* Exercise goal
Output the material below in full, exactly as it is.

* Recorded information
•••••

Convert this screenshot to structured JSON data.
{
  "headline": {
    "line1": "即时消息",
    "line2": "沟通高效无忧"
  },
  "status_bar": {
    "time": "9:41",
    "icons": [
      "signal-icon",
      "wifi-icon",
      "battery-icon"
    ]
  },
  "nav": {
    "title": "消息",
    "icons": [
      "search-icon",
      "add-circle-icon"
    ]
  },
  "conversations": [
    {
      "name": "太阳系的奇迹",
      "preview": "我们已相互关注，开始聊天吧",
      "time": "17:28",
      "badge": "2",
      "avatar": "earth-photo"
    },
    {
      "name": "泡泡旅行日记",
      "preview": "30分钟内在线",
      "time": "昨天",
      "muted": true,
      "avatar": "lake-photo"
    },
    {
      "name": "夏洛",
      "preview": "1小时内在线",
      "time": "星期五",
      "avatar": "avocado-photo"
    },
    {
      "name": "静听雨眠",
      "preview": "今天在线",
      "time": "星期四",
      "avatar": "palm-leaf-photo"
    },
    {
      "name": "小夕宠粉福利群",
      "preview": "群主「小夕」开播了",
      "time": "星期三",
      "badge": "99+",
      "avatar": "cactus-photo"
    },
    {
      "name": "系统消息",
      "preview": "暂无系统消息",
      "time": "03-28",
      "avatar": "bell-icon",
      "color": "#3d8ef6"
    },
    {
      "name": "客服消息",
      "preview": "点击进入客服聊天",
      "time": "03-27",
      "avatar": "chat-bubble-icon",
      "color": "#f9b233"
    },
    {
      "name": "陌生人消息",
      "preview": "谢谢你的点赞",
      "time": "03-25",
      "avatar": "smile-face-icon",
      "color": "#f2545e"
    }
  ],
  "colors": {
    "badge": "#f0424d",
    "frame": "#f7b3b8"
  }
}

•••••

* Finished answer
Convert this screenshot to structured JSON data.
{
  "headline": {
    "line1": "即时消息",
    "line2": "沟通高效无忧"
  },
  "status_bar": {
    "time": "9:41",
    "icons": [
      "signal-icon",
      "wifi-icon",
      "battery-icon"
    ]
  },
  "nav": {
    "title": "消息",
    "icons": [
      "search-icon",
      "add-circle-icon"
    ]
  },
  "conversations": [
    {
      "name": "太阳系的奇迹",
      "preview": "我们已相互关注，开始聊天吧",
      "time": "17:28",
      "badge": "2",
      "avatar": "earth-photo"
    },
    {
      "name": "泡泡旅行日记",
      "preview": "30分钟内在线",
      "time": "昨天",
      "muted": true,
      "avatar": "lake-photo"
    },
    {
      "name": "夏洛",
      "preview": "1小时内在线",
      "time": "星期五",
      "avatar": "avocado-photo"
    },
    {
      "name": "静听雨眠",
      "preview": "今天在线",
      "time": "星期四",
      "avatar": "palm-leaf-photo"
    },
    {
      "name": "小夕宠粉福利群",
      "preview": "群主「小夕」开播了",
      "time": "星期三",
      "badge": "99+",
      "avatar": "cactus-photo"
    },
    {
      "name": "系统消息",
      "preview": "暂无系统消息",
      "time": "03-28",
      "avatar": "bell-icon",
      "color": "#3d8ef6"
    },
    {
      "name": "客服消息",
      "preview": "点击进入客服聊天",
      "time": "03-27",
      "avatar": "chat-bubble-icon",
      "color": "#f9b233"
    },
    {
      "name": "陌生人消息",
      "preview": "谢谢你的点赞",
      "time": "03-25",
      "avatar": "smile-face-icon",
      "color": "#f2545e"
    }
  ],
  "colors": {
    "badge": "#f0424d",
    "frame": "#f7b3b8"
  }
}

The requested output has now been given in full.